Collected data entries
++++
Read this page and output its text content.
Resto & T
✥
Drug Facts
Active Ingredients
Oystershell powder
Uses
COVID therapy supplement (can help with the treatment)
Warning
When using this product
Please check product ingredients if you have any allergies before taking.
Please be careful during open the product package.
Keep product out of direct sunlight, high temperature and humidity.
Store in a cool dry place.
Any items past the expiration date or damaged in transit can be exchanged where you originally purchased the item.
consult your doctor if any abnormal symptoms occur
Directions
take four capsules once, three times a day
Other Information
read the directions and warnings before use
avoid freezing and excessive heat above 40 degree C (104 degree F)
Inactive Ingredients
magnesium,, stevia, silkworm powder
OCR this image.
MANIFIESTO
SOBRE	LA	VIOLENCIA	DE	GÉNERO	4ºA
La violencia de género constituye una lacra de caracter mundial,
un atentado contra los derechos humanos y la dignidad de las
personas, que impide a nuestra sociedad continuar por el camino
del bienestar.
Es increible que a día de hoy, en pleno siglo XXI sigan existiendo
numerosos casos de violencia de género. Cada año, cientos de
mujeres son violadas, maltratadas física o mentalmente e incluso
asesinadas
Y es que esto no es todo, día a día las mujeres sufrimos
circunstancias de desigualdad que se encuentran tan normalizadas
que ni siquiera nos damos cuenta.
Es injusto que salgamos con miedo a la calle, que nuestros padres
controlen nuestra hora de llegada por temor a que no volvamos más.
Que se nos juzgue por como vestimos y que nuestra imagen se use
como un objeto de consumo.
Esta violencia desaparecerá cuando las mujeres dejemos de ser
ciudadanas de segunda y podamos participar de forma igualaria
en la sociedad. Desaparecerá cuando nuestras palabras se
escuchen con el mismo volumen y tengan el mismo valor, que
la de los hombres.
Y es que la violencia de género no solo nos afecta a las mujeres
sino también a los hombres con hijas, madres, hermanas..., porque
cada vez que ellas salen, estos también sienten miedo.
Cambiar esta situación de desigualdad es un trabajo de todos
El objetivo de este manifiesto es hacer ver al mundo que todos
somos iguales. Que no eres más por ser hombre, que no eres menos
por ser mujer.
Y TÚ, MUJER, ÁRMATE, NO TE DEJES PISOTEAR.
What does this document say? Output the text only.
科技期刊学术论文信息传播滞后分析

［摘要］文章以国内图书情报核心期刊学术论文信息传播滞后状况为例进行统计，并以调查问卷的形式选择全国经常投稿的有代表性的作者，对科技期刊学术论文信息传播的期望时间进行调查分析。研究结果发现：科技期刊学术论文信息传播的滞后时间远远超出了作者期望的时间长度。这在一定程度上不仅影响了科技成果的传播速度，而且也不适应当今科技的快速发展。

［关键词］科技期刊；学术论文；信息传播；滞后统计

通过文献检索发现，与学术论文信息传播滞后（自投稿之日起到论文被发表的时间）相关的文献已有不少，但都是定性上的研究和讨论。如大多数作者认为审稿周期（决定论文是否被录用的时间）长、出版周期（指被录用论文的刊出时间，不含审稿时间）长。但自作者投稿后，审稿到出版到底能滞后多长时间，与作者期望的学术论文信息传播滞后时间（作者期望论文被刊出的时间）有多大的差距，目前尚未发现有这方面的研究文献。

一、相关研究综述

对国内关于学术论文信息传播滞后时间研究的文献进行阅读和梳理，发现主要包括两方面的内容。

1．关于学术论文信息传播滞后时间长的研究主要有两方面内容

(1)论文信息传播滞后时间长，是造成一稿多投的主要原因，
++++
→ **What to do**
Beginning at the line that holds "What does this", reproduce each line of the records above down to and including the last one.

→ **Solved problem**
What does this document say? Output the text only.
科技期刊学术论文信息传播滞后分析

［摘要］文章以国内图书情报核心期刊学术论文信息传播滞后状况为例进行统计，并以调查问卷的形式选择全国经常投稿的有代表性的作者，对科技期刊学术论文信息传播的期望时间进行调查分析。研究结果发现：科技期刊学术论文信息传播的滞后时间远远超出了作者期望的时间长度。这在一定程度上不仅影响了科技成果的传播速度，而且也不适应当今科技的快速发展。

［关键词］科技期刊；学术论文；信息传播；滞后统计

通过文献检索发现，与学术论文信息传播滞后（自投稿之日起到论文被发表的时间）相关的文献已有不少，但都是定性上的研究和讨论。如大多数作者认为审稿周期（决定论文是否被录用的时间）长、出版周期（指被录用论文的刊出时间，不含审稿时间）长。但自作者投稿后，审稿到出版到底能滞后多长时间，与作者期望的学术论文信息传播滞后时间（作者期望论文被刊出的时间）有多大的差距，目前尚未发现有这方面的研究文献。

一、相关研究综述

对国内关于学术论文信息传播滞后时间研究的文献进行阅读和梳理，发现主要包括两方面的内容。

1．关于学术论文信息传播滞后时间长的研究主要有两方面内容

(1)论文信息传播滞后时间长，是造成一稿多投的主要原因，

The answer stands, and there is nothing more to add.